— Start —
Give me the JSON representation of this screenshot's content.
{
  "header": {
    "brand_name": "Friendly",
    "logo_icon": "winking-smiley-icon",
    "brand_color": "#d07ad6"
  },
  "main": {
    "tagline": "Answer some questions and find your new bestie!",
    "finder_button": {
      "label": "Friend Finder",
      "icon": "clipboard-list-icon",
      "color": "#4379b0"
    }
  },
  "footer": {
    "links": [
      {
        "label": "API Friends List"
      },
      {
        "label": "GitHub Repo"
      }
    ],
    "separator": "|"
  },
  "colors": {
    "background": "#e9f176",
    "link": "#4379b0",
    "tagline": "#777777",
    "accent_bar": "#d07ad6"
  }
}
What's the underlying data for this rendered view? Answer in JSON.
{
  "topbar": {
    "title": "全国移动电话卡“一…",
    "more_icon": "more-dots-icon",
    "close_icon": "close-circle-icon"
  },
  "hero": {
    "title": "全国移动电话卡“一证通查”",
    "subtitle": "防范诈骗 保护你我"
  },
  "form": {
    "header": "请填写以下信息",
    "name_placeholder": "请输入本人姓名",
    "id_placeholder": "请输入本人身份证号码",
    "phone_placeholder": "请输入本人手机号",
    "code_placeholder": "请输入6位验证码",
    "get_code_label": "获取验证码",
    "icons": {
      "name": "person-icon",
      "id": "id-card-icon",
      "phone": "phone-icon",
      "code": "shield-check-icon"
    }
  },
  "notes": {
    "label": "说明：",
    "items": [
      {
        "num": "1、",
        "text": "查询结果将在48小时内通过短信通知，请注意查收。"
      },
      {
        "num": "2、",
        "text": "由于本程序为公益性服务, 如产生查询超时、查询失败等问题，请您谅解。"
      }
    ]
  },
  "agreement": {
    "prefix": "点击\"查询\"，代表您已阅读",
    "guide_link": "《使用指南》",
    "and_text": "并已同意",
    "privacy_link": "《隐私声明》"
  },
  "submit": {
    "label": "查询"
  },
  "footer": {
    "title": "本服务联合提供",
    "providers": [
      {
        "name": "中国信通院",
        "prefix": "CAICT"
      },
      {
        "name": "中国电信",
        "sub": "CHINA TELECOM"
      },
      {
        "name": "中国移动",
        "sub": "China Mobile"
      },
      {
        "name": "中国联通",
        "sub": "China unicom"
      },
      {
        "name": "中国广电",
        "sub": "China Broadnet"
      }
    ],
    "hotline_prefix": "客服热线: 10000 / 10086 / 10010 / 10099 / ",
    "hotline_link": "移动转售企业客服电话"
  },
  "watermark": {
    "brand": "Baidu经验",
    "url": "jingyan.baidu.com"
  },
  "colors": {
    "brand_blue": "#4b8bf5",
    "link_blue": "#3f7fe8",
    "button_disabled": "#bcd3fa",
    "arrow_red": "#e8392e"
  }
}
— End —
- **Task requirements**: Output only the lines from the one holding "What's the underlying" through the last line above, exactly as they appear.

- **Answer to the exercise**:
What's the underlying data for this rendered view? Answer in JSON.
{
  "topbar": {
    "title": "全国移动电话卡“一…",
    "more_icon": "more-dots-icon",
    "close_icon": "close-circle-icon"
  },
  "hero": {
    "title": "全国移动电话卡“一证通查”",
    "subtitle": "防范诈骗 保护你我"
  },
  "form": {
    "header": "请填写以下信息",
    "name_placeholder": "请输入本人姓名",
    "id_placeholder": "请输入本人身份证号码",
    "phone_placeholder": "请输入本人手机号",
    "code_placeholder": "请输入6位验证码",
    "get_code_label": "获取验证码",
    "icons": {
      "name": "person-icon",
      "id": "id-card-icon",
      "phone": "phone-icon",
      "code": "shield-check-icon"
    }
  },
  "notes": {
    "label": "说明：",
    "items": [
      {
        "num": "1、",
        "text": "查询结果将在48小时内通过短信通知，请注意查收。"
      },
      {
        "num": "2、",
        "text": "由于本程序为公益性服务, 如产生查询超时、查询失败等问题，请您谅解。"
      }
    ]
  },
  "agreement": {
    "prefix": "点击\"查询\"，代表您已阅读",
    "guide_link": "《使用指南》",
    "and_text": "并已同意",
    "privacy_link": "《隐私声明》"
  },
  "submit": {
    "label": "查询"
  },
  "footer": {
    "title": "本服务联合提供",
    "providers": [
      {
        "name": "中国信通院",
        "prefix": "CAICT"
      },
      {
        "name": "中国电信",
        "sub": "CHINA TELECOM"
      },
      {
        "name": "中国移动",
        "sub": "China Mobile"
      },
      {
        "name": "中国联通",
        "sub": "China unicom"
      },
      {
        "name": "中国广电",
        "sub": "China Broadnet"
      }
    ],
    "hotline_prefix": "客服热线: 10000 / 10086 / 10010 / 10099 / ",
    "hotline_link": "移动转售企业客服电话"
  },
  "watermark": {
    "brand": "Baidu经验",
    "url": "jingyan.baidu.com"
  },
  "colors": {
    "brand_blue": "#4b8bf5",
    "link_blue": "#3f7fe8",
    "button_disabled": "#bcd3fa",
    "arrow_red": "#e8392e"
  }
}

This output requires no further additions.